[Collected data entries]
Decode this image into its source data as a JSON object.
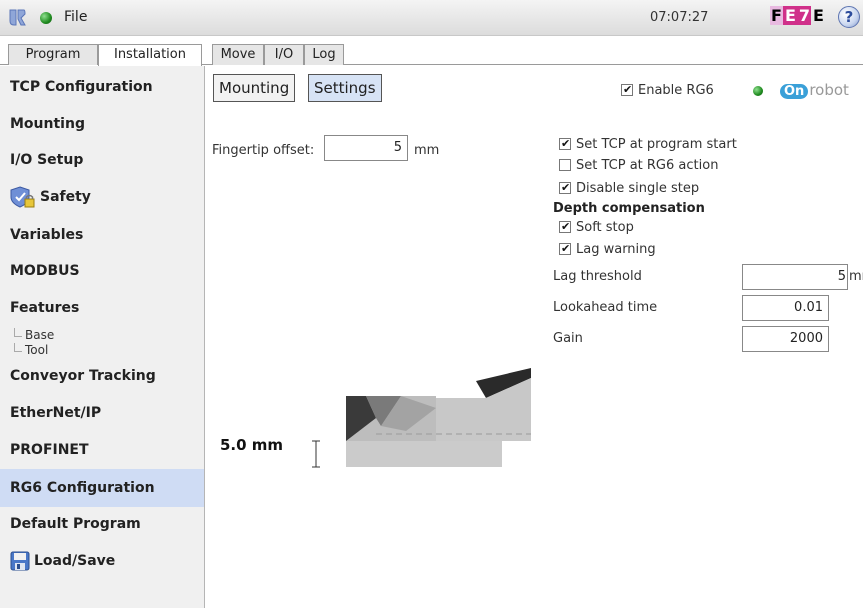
{
  "topbar": {
    "file_label": "File",
    "clock": "07:07:27",
    "hex_code": [
      "F",
      "E",
      "7",
      "E"
    ],
    "help_label": "?"
  },
  "tabs": [
    {
      "label": "Program",
      "active": false
    },
    {
      "label": "Installation",
      "active": true
    },
    {
      "label": "Move",
      "active": false
    },
    {
      "label": "I/O",
      "active": false
    },
    {
      "label": "Log",
      "active": false
    }
  ],
  "sidebar": {
    "items": [
      {
        "label": "TCP Configuration"
      },
      {
        "label": "Mounting"
      },
      {
        "label": "I/O Setup"
      },
      {
        "label": "Safety"
      },
      {
        "label": "Variables"
      },
      {
        "label": "MODBUS"
      },
      {
        "label": "Features"
      },
      {
        "label": "Conveyor Tracking"
      },
      {
        "label": "EtherNet/IP"
      },
      {
        "label": "PROFINET"
      },
      {
        "label": "RG6 Configuration",
        "active": true
      },
      {
        "label": "Default Program"
      },
      {
        "label": "Load/Save"
      }
    ],
    "features_children": [
      "Base",
      "Tool"
    ]
  },
  "main": {
    "subtabs": [
      {
        "label": "Mounting",
        "active": false
      },
      {
        "label": "Settings",
        "active": true
      }
    ],
    "enable_rg6": {
      "label": "Enable RG6",
      "checked": true
    },
    "onrobot": {
      "badge": "On",
      "text": "robot"
    },
    "fingertip": {
      "label": "Fingertip offset:",
      "value": "5",
      "unit": "mm"
    },
    "checkboxes": [
      {
        "label": "Set TCP at program start",
        "checked": true
      },
      {
        "label": "Set TCP at RG6 action",
        "checked": false
      },
      {
        "label": "Disable single step",
        "checked": true
      }
    ],
    "depth_compensation": {
      "title": "Depth compensation",
      "options": [
        {
          "label": "Soft stop",
          "checked": true
        },
        {
          "label": "Lag warning",
          "checked": true
        }
      ]
    },
    "lag_threshold": {
      "label": "Lag threshold",
      "value": "5",
      "unit": "mm"
    },
    "lookahead_time": {
      "label": "Lookahead time",
      "value": "0.01"
    },
    "gain": {
      "label": "Gain",
      "value": "2000"
    },
    "measurement": "5.0 mm"
  },
  "colors": {
    "active_sidebar": "#cfdcf4",
    "status_green": "#1f8a1f",
    "onrobot_blue": "#3aa0d8",
    "hex_magenta": "#d0308a"
  }
}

PROBLEM DETAILS:
Reproduce each line exactly as it appears, omitting the pictures.

EXPECTED OUTPUT:
Decode this image into its source data as a JSON object.
{
  "topbar": {
    "file_label": "File",
    "clock": "07:07:27",
    "hex_code": [
      "F",
      "E",
      "7",
      "E"
    ],
    "help_label": "?"
  },
  "tabs": [
    {
      "label": "Program",
      "active": false
    },
    {
      "label": "Installation",
      "active": true
    },
    {
      "label": "Move",
      "active": false
    },
    {
      "label": "I/O",
      "active": false
    },
    {
      "label": "Log",
      "active": false
    }
  ],
  "sidebar": {
    "items": [
      {
        "label": "TCP Configuration"
      },
      {
        "label": "Mounting"
      },
      {
        "label": "I/O Setup"
      },
      {
        "label": "Safety"
      },
      {
        "label": "Variables"
      },
      {
        "label": "MODBUS"
      },
      {
        "label": "Features"
      },
      {
        "label": "Conveyor Tracking"
      },
      {
        "label": "EtherNet/IP"
      },
      {
        "label": "PROFINET"
      },
      {
        "label": "RG6 Configuration",
        "active": true
      },
      {
        "label": "Default Program"
      },
      {
        "label": "Load/Save"
      }
    ],
    "features_children": [
      "Base",
      "Tool"
    ]
  },
  "main": {
    "subtabs": [
      {
        "label": "Mounting",
        "active": false
      },
      {
        "label": "Settings",
        "active": true
      }
    ],
    "enable_rg6": {
      "label": "Enable RG6",
      "checked": true
    },
    "onrobot": {
      "badge": "On",
      "text": "robot"
    },
    "fingertip": {
      "label": "Fingertip offset:",
      "value": "5",
      "unit": "mm"
    },
    "checkboxes": [
      {
        "label": "Set TCP at program start",
        "checked": true
      },
      {
        "label": "Set TCP at RG6 action",
        "checked": false
      },
      {
        "label": "Disable single step",
        "checked": true
      }
    ],
    "depth_compensation": {
      "title": "Depth compensation",
      "options": [
        {
          "label": "Soft stop",
          "checked": true
        },
        {
          "label": "Lag warning",
          "checked": true
        }
      ]
    },
    "lag_threshold": {
      "label": "Lag threshold",
      "value": "5",
      "unit": "mm"
    },
    "lookahead_time": {
      "label": "Lookahead time",
      "value": "0.01"
    },
    "gain": {
      "label": "Gain",
      "value": "2000"
    },
    "measurement": "5.0 mm"
  },
  "colors": {
    "active_sidebar": "#cfdcf4",
    "status_green": "#1f8a1f",
    "onrobot_blue": "#3aa0d8",
    "hex_magenta": "#d0308a"
  }
}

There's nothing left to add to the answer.